• [Problem to solve]: Drop the pictures from the entries below, then reproduce the rest exactly.

## BEGIN

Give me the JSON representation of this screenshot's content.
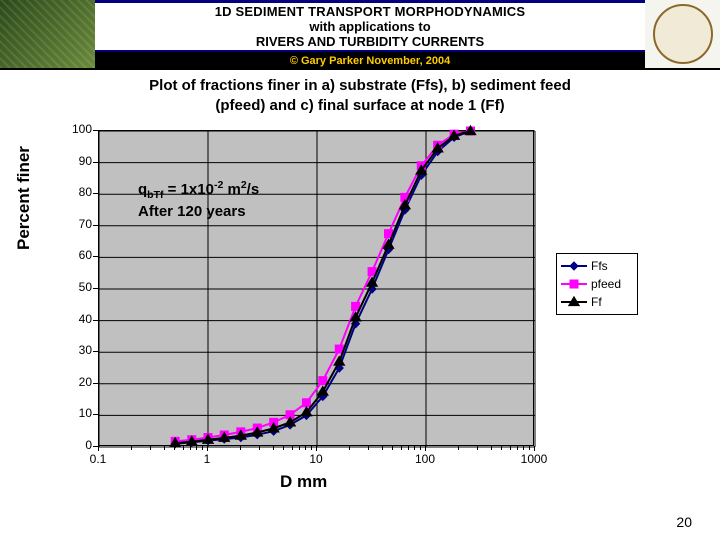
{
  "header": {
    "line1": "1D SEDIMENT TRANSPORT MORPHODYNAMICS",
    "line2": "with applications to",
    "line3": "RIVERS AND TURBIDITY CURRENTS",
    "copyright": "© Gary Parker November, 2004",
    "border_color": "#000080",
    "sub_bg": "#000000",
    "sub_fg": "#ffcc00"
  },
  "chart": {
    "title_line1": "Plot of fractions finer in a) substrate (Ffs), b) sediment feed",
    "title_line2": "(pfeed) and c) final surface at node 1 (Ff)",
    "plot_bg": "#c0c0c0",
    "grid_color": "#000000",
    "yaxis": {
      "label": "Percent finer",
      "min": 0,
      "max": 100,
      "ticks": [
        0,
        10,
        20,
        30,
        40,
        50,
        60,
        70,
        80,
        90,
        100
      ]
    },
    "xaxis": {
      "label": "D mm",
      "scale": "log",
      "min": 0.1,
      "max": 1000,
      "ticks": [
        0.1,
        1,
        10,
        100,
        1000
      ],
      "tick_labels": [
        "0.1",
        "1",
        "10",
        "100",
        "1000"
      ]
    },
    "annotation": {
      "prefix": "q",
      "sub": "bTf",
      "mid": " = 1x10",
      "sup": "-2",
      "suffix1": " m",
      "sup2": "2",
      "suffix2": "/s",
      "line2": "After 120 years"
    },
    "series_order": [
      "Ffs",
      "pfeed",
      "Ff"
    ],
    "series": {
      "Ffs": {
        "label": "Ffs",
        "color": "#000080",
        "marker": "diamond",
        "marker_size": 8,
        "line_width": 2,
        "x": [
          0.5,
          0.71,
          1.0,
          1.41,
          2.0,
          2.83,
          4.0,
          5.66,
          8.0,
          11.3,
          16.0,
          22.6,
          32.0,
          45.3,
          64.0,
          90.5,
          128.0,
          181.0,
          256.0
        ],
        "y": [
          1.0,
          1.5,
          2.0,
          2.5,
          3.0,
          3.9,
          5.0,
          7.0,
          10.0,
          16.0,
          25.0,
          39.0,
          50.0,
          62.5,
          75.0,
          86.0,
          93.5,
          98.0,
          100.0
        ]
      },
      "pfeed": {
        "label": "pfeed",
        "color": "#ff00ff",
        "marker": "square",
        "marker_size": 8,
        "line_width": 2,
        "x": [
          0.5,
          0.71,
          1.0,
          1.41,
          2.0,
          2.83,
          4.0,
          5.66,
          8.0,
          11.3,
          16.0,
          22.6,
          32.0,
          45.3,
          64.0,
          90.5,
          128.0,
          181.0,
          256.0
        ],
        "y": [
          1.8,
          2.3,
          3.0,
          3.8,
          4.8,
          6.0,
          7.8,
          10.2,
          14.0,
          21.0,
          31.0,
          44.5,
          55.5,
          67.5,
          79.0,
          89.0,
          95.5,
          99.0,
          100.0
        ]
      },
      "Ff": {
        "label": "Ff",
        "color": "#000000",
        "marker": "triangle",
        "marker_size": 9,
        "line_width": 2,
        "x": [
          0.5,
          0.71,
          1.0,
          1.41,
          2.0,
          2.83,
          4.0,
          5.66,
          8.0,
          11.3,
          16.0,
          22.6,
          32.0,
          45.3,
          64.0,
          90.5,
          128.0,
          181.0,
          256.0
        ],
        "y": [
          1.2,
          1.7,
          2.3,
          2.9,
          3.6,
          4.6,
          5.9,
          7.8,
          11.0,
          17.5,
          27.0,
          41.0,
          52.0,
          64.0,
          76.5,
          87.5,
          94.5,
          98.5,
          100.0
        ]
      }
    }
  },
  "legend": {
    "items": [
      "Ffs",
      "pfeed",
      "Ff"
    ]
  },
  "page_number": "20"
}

## END

• [Solution to the problem]:
Give me the JSON representation of this screenshot's content.
{
  "header": {
    "line1": "1D SEDIMENT TRANSPORT MORPHODYNAMICS",
    "line2": "with applications to",
    "line3": "RIVERS AND TURBIDITY CURRENTS",
    "copyright": "© Gary Parker November, 2004",
    "border_color": "#000080",
    "sub_bg": "#000000",
    "sub_fg": "#ffcc00"
  },
  "chart": {
    "title_line1": "Plot of fractions finer in a) substrate (Ffs), b) sediment feed",
    "title_line2": "(pfeed) and c) final surface at node 1 (Ff)",
    "plot_bg": "#c0c0c0",
    "grid_color": "#000000",
    "yaxis": {
      "label": "Percent finer",
      "min": 0,
      "max": 100,
      "ticks": [
        0,
        10,
        20,
        30,
        40,
        50,
        60,
        70,
        80,
        90,
        100
      ]
    },
    "xaxis": {
      "label": "D mm",
      "scale": "log",
      "min": 0.1,
      "max": 1000,
      "ticks": [
        0.1,
        1,
        10,
        100,
        1000
      ],
      "tick_labels": [
        "0.1",
        "1",
        "10",
        "100",
        "1000"
      ]
    },
    "annotation": {
      "prefix": "q",
      "sub": "bTf",
      "mid": " = 1x10",
      "sup": "-2",
      "suffix1": " m",
      "sup2": "2",
      "suffix2": "/s",
      "line2": "After 120 years"
    },
    "series_order": [
      "Ffs",
      "pfeed",
      "Ff"
    ],
    "series": {
      "Ffs": {
        "label": "Ffs",
        "color": "#000080",
        "marker": "diamond",
        "marker_size": 8,
        "line_width": 2,
        "x": [
          0.5,
          0.71,
          1.0,
          1.41,
          2.0,
          2.83,
          4.0,
          5.66,
          8.0,
          11.3,
          16.0,
          22.6,
          32.0,
          45.3,
          64.0,
          90.5,
          128.0,
          181.0,
          256.0
        ],
        "y": [
          1.0,
          1.5,
          2.0,
          2.5,
          3.0,
          3.9,
          5.0,
          7.0,
          10.0,
          16.0,
          25.0,
          39.0,
          50.0,
          62.5,
          75.0,
          86.0,
          93.5,
          98.0,
          100.0
        ]
      },
      "pfeed": {
        "label": "pfeed",
        "color": "#ff00ff",
        "marker": "square",
        "marker_size": 8,
        "line_width": 2,
        "x": [
          0.5,
          0.71,
          1.0,
          1.41,
          2.0,
          2.83,
          4.0,
          5.66,
          8.0,
          11.3,
          16.0,
          22.6,
          32.0,
          45.3,
          64.0,
          90.5,
          128.0,
          181.0,
          256.0
        ],
        "y": [
          1.8,
          2.3,
          3.0,
          3.8,
          4.8,
          6.0,
          7.8,
          10.2,
          14.0,
          21.0,
          31.0,
          44.5,
          55.5,
          67.5,
          79.0,
          89.0,
          95.5,
          99.0,
          100.0
        ]
      },
      "Ff": {
        "label": "Ff",
        "color": "#000000",
        "marker": "triangle",
        "marker_size": 9,
        "line_width": 2,
        "x": [
          0.5,
          0.71,
          1.0,
          1.41,
          2.0,
          2.83,
          4.0,
          5.66,
          8.0,
          11.3,
          16.0,
          22.6,
          32.0,
          45.3,
          64.0,
          90.5,
          128.0,
          181.0,
          256.0
        ],
        "y": [
          1.2,
          1.7,
          2.3,
          2.9,
          3.6,
          4.6,
          5.9,
          7.8,
          11.0,
          17.5,
          27.0,
          41.0,
          52.0,
          64.0,
          76.5,
          87.5,
          94.5,
          98.5,
          100.0
        ]
      }
    }
  },
  "legend": {
    "items": [
      "Ffs",
      "pfeed",
      "Ff"
    ]
  },
  "page_number": "20"
}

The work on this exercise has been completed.